Across all the lines below, how many contain the string "frac"? Please reply with the number only.
--------
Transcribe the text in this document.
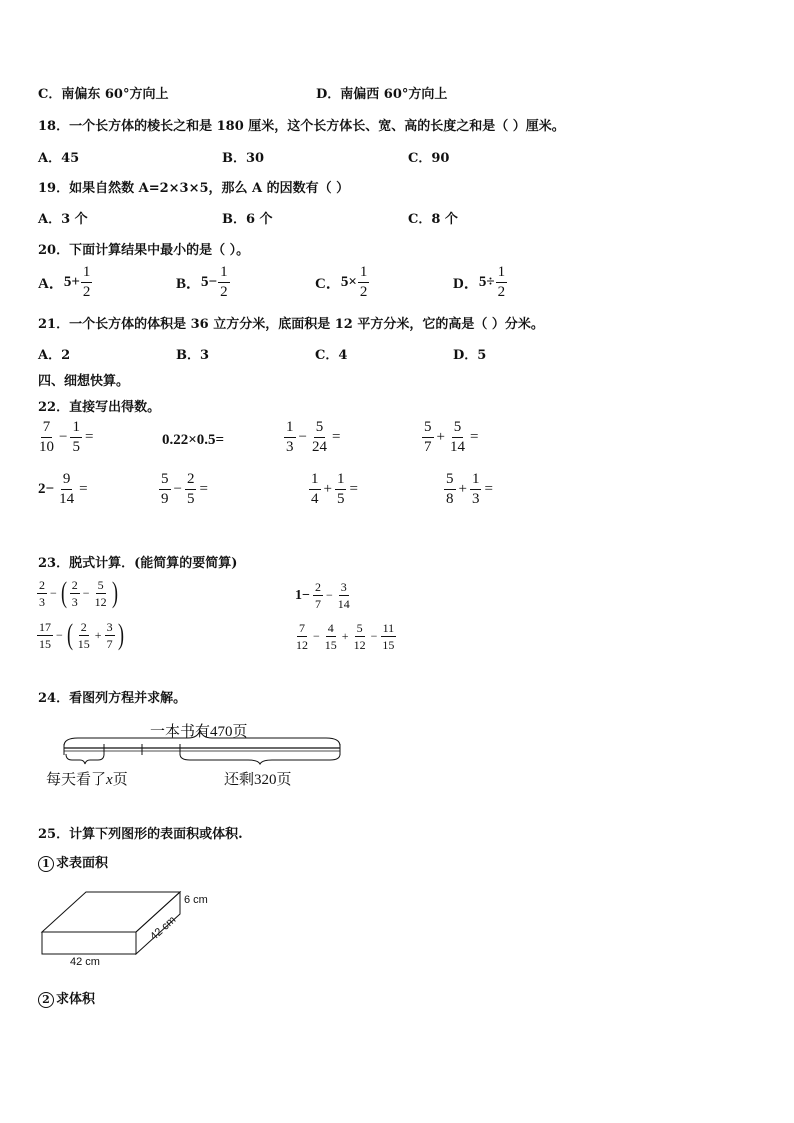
C．南偏东 60°方向上	D．南偏西 60°方向上
18．一个长方体的棱长之和是 180 厘米，这个长方体长、宽、高的长度之和是（ ）厘米。
A．45	B．30	C．90
19．如果自然数 A=2×3×5，那么 A 的因数有（ ）
A．3 个	B．6 个	C．8 个
20．下面计算结果中最小的是（ ）。
A． $5+ \frac{1}{2}$	B． $5- \frac{1}{2}$	C． $5\times \frac{1}{2}$	D． $5\div \frac{1}{2}$
21．一个长方体的体积是 36 立方分米，底面积是 12 平方分米，它的高是（ ）分米。
A．2	B．3	C．4	D．5
四、细想快算。
22．直接写出得数。
$\frac{7}{10} - \frac{1}{5}$ =	0.22×0.5=	$\frac{1}{3} - \frac{5}{24}$ =	$\frac{5}{7} + \frac{5}{14}$ =
$2- \frac{9}{14}$ =	$\frac{5}{9} - \frac{2}{5}$ =	$\frac{1}{4} + \frac{1}{5}$ =	$\frac{5}{8} + \frac{1}{3}$ =
23．脱式计算．(能简算的要简算)
$\frac{2}{3}$ − ( $\frac{2}{3} - \frac{5}{12}$ )	$1- \frac{2}{7} - \frac{3}{14}$
$\frac{17}{15}$ − ( $\frac{2}{15} + \frac{3}{7}$ )	$\frac{7}{12} - \frac{4}{15} + \frac{5}{12} - \frac{11}{15}$
24．看图列方程并求解。
一本书有470页
每天看了x页	还剩320页
25．计算下列图形的表面积或体积.
1 求表面积
6 cm
42 cm
42 cm
2 求体积
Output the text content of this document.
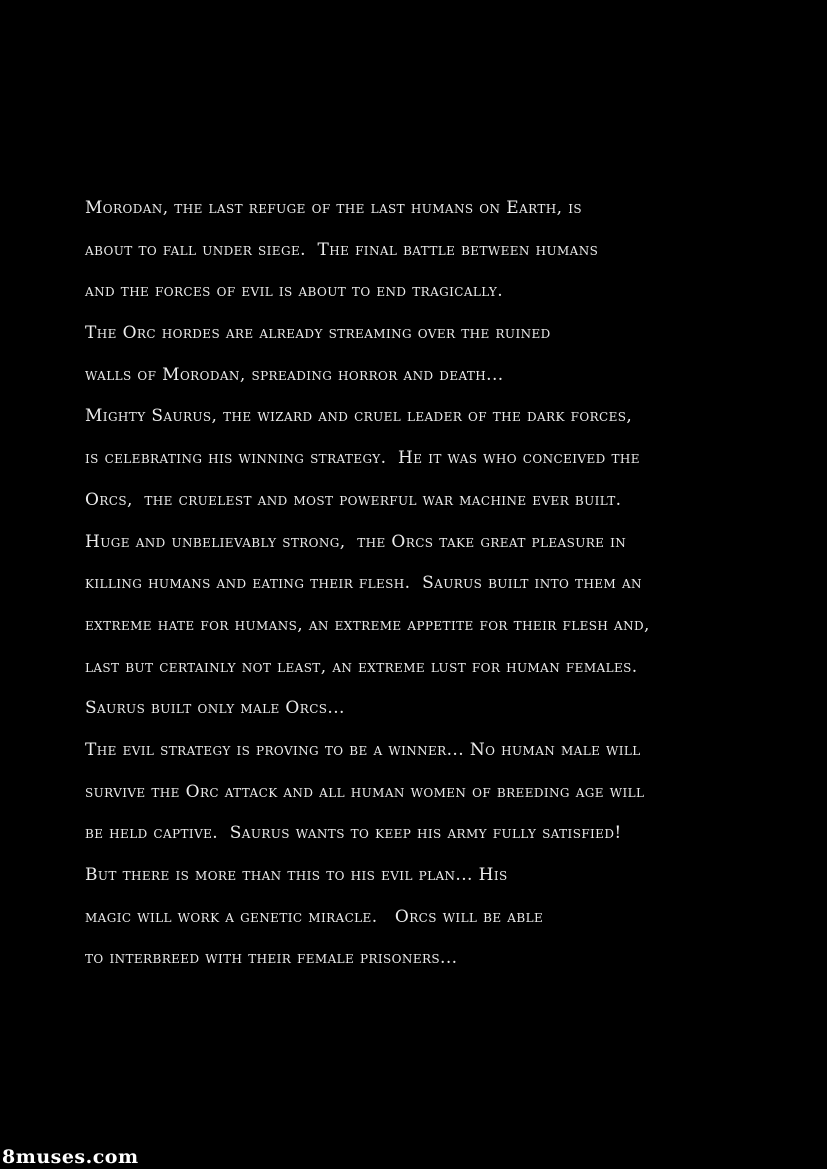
Morodan, the last refuge of the last humans on Earth, is
about to fall under siege.  The final battle between humans
and the forces of evil is about to end tragically.
The Orc hordes are already streaming over the ruined
walls of Morodan, spreading horror and death...
Mighty Saurus, the wizard and cruel leader of the dark forces,
is celebrating his winning strategy.  He it was who conceived the
Orcs,  the cruelest and most powerful war machine ever built.
Huge and unbelievably strong,  the Orcs take great pleasure in
killing humans and eating their flesh.  Saurus built into them an
extreme hate for humans, an extreme appetite for their flesh and,
last but certainly not least, an extreme lust for human females.
Saurus built only male Orcs...
The evil strategy is proving to be a winner... No human male will
survive the Orc attack and all human women of breeding age will
be held captive.  Saurus wants to keep his army fully satisfied!
But there is more than this to his evil plan... His
magic will work a genetic miracle.   Orcs will be able
to interbreed with their female prisoners...
8muses.com
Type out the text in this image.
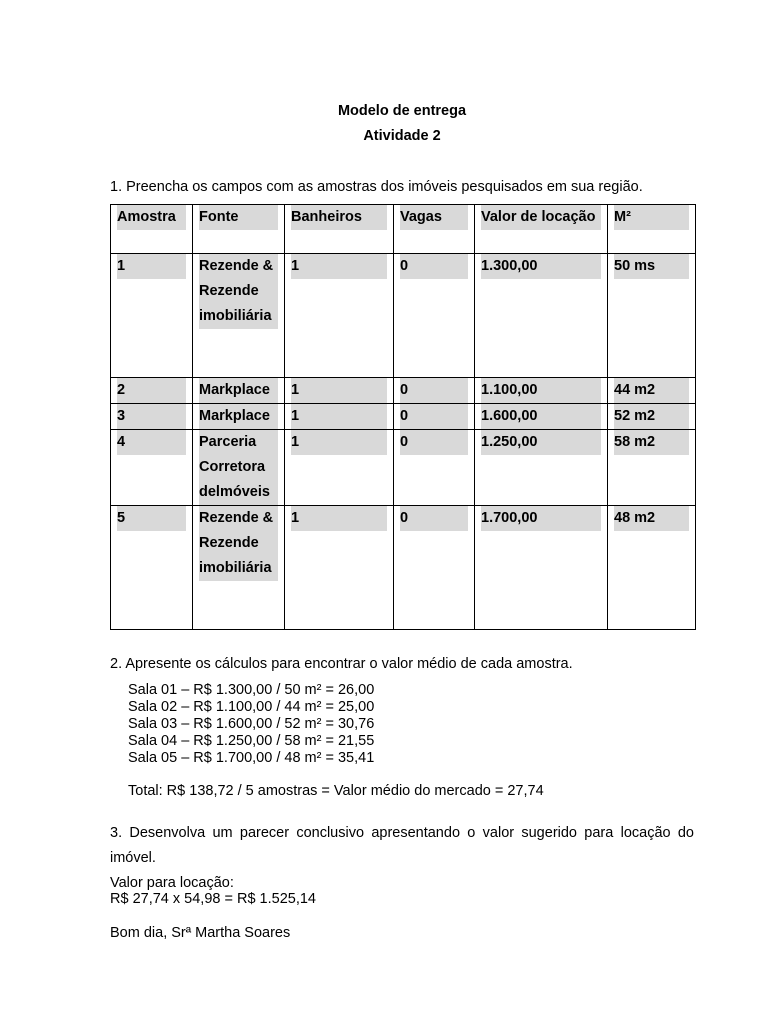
Modelo de entrega
Atividade 2
1. Preencha os campos com as amostras dos imóveis pesquisados em sua região.
Amostra	Fonte	Banheiros	Vagas	Valor de locação	M²

1	Rezende & Rezende imobiliária	1	0	1.300,00	50 ms

2	Markplace	1	0	1.100,00	44 m2

3	Markplace	1	0	1.600,00	52 m2

4	Parceria Corretora delmóveis	1	0	1.250,00	58 m2

5	Rezende & Rezende imobiliária	1	0	1.700,00	48 m2
2. Apresente os cálculos para encontrar o valor médio de cada amostra.
Sala 01 – R$ 1.300,00 / 50 m² = 26,00
Sala 02 – R$ 1.100,00 / 44 m² = 25,00
Sala 03 – R$ 1.600,00 / 52 m² = 30,76
Sala 04 – R$ 1.250,00 / 58 m² = 21,55
Sala 05 – R$ 1.700,00 / 48 m² = 35,41
Total: R$ 138,72 / 5 amostras = Valor médio do mercado = 27,74
3. Desenvolva um parecer conclusivo apresentando o valor sugerido para locação do imóvel.
Valor para locação:
R$ 27,74 x 54,98 = R$ 1.525,14
Bom dia, Srª Martha Soares
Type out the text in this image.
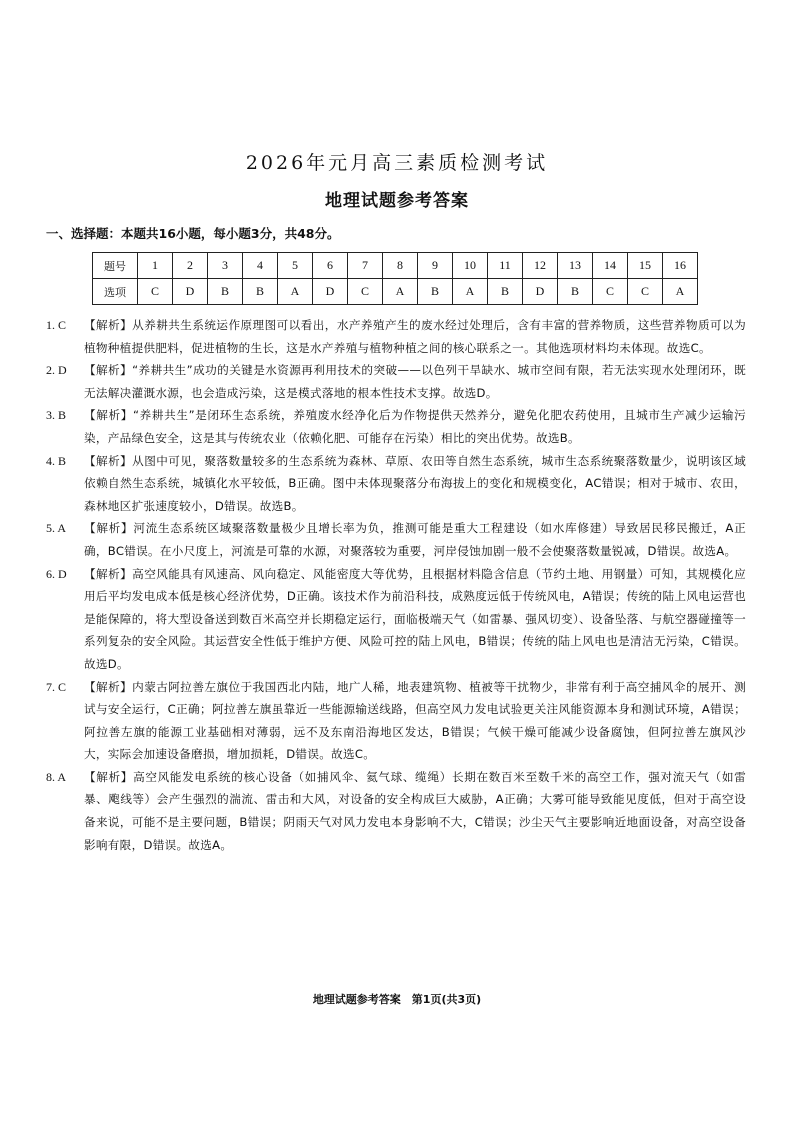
2026年元月高三素质检测考试
地理试题参考答案
一、选择题：本题共16小题，每小题3分，共48分。
题号	1	2	3	4	5	6	7	8	9	10	11	12	13	14	15	16
选项	C	D	B	B	A	D	C	A	B	A	B	D	B	C	C	A
1. C	【解析】从养耕共生系统运作原理图可以看出，水产养殖产生的废水经过处理后，含有丰富的营养物质，这些营养物质可以为植物种植提供肥料，促进植物的生长，这是水产养殖与植物种植之间的核心联系之一。其他选项材料均未体现。故选C。
2. D	【解析】“养耕共生”成功的关键是水资源再利用技术的突破——以色列干旱缺水、城市空间有限，若无法实现水处理闭环，既无法解决灌溉水源，也会造成污染，这是模式落地的根本性技术支撑。故选D。
3. B	【解析】“养耕共生”是闭环生态系统，养殖废水经净化后为作物提供天然养分，避免化肥农药使用，且城市生产减少运输污染，产品绿色安全，这是其与传统农业（依赖化肥、可能存在污染）相比的突出优势。故选B。
4. B	【解析】从图中可见，聚落数量较多的生态系统为森林、草原、农田等自然生态系统，城市生态系统聚落数量少，说明该区域依赖自然生态系统，城镇化水平较低，B正确。图中未体现聚落分布海拔上的变化和规模变化，AC错误；相对于城市、农田，森林地区扩张速度较小，D错误。故选B。
5. A	【解析】河流生态系统区域聚落数量极少且增长率为负，推测可能是重大工程建设（如水库修建）导致居民移民搬迁，A正确，BC错误。在小尺度上，河流是可靠的水源，对聚落较为重要，河岸侵蚀加剧一般不会使聚落数量锐减，D错误。故选A。
6. D	【解析】高空风能具有风速高、风向稳定、风能密度大等优势，且根据材料隐含信息（节约土地、用钢量）可知，其规模化应用后平均发电成本低是核心经济优势，D正确。该技术作为前沿科技，成熟度远低于传统风电，A错误；传统的陆上风电运营也是能保障的，将大型设备送到数百米高空并长期稳定运行，面临极端天气（如雷暴、强风切变）、设备坠落、与航空器碰撞等一系列复杂的安全风险。其运营安全性低于维护方便、风险可控的陆上风电，B错误；传统的陆上风电也是清洁无污染，C错误。故选D。
7. C	【解析】内蒙古阿拉善左旗位于我国西北内陆，地广人稀，地表建筑物、植被等干扰物少，非常有利于高空捕风伞的展开、测试与安全运行，C正确；阿拉善左旗虽靠近一些能源输送线路，但高空风力发电试验更关注风能资源本身和测试环境，A错误；阿拉善左旗的能源工业基础相对薄弱，远不及东南沿海地区发达，B错误；气候干燥可能减少设备腐蚀，但阿拉善左旗风沙大，实际会加速设备磨损，增加损耗，D错误。故选C。
8. A	【解析】高空风能发电系统的核心设备（如捕风伞、氦气球、缆绳）长期在数百米至数千米的高空工作，强对流天气（如雷暴、飑线等）会产生强烈的湍流、雷击和大风，对设备的安全构成巨大威胁，A正确；大雾可能导致能见度低，但对于高空设备来说，可能不是主要问题，B错误；阴雨天气对风力发电本身影响不大，C错误；沙尘天气主要影响近地面设备，对高空设备影响有限，D错误。故选A。
地理试题参考答案　第1页(共3页)
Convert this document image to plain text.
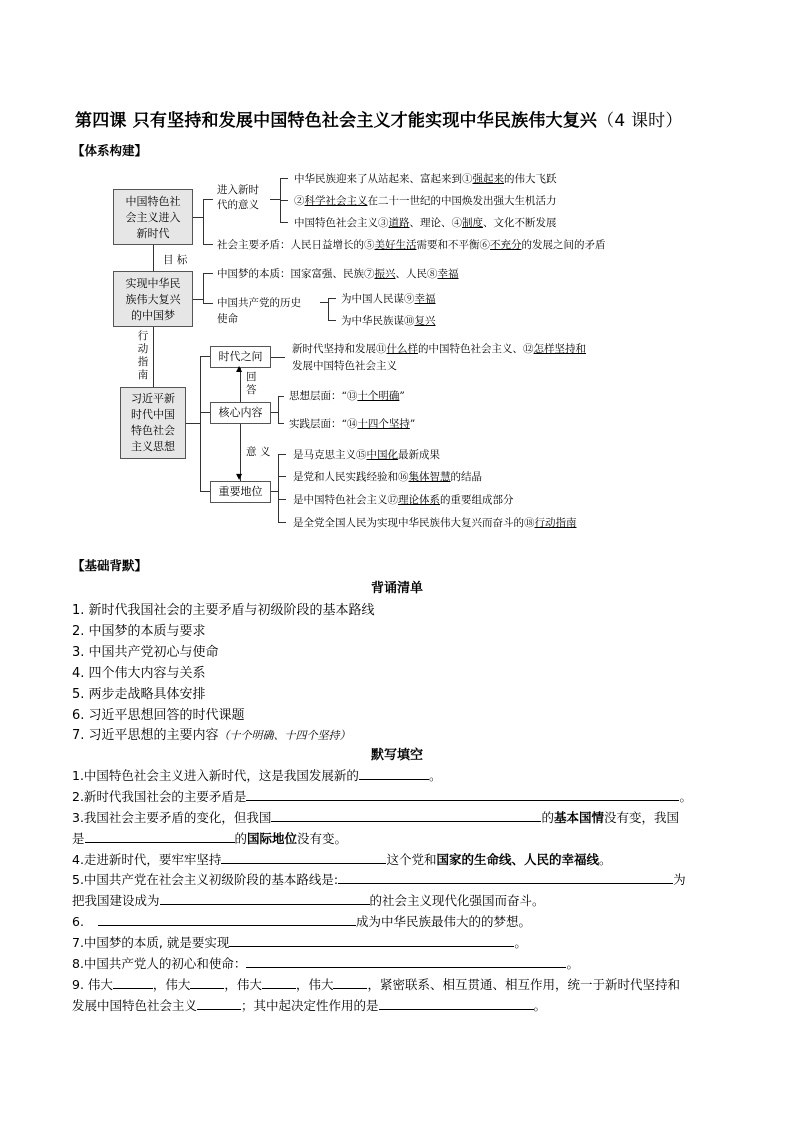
第四课 只有坚持和发展中国特色社会主义才能实现中华民族伟大复兴（4 课时）
【体系构建】
中国特色社
会主义进入
新时代
实现中华民
族伟大复兴
的中国梦
习近平新
时代中国
特色社会
主义思想
目 标
行
动
指
南
进入新时
代的意义
中华民族迎来了从站起来、富起来到①强起来的伟大飞跃
②科学社会主义在二十一世纪的中国焕发出强大生机活力
中国特色社会主义③道路、理论、④制度、文化不断发展
社会主要矛盾：人民日益增长的⑤美好生活需要和不平衡⑥不充分的发展之间的矛盾
中国梦的本质：国家富强、民族⑦振兴、人民⑧幸福
中国共产党的历史
使命
为中国人民谋⑨幸福
为中华民族谋⑩复兴
时代之问
核心内容
重要地位
▲
回
答
▼
意 义
新时代坚持和发展⑪什么样的中国特色社会主义、⑫怎样坚持和
发展中国特色社会主义
思想层面：“⑬十个明确”
实践层面：“⑭十四个坚持”
是马克思主义⑮中国化最新成果
是党和人民实践经验和⑯集体智慧的结晶
是中国特色社会主义⑰理论体系的重要组成部分
是全党全国人民为实现中华民族伟大复兴而奋斗的⑱行动指南
【基础背默】
背诵清单
1. 新时代我国社会的主要矛盾与初级阶段的基本路线
2. 中国梦的本质与要求
3. 中国共产党初心与使命
4. 四个伟大内容与关系
5. 两步走战略具体安排
6. 习近平思想回答的时代课题
7. 习近平思想的主要内容（十个明确、十四个坚持）
默写填空
1.中国特色社会主义进入新时代，这是我国发展新的	。
2.新时代我国社会的主要矛盾是	。
3.我国社会主要矛盾的变化，但我国	的基本国情没有变，我国
是	的国际地位没有变。
4.走进新时代，要牢牢坚持	这个党和国家的生命线、人民的幸福线。
5.中国共产党在社会主义初级阶段的基本路线是:	为
把我国建设成为	的社会主义现代化强国而奋斗。
6.	成为中华民族最伟大的的梦想。
7.中国梦的本质, 就是要实现	。
8.中国共产党人的初心和使命：	。
9. 伟大	，伟大	，伟大	，伟大	，紧密联系、相互贯通、相互作用，统一于新时代坚持和
发展中国特色社会主义	；其中起决定性作用的是	。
--------
# WRITTEN RESPONSE
5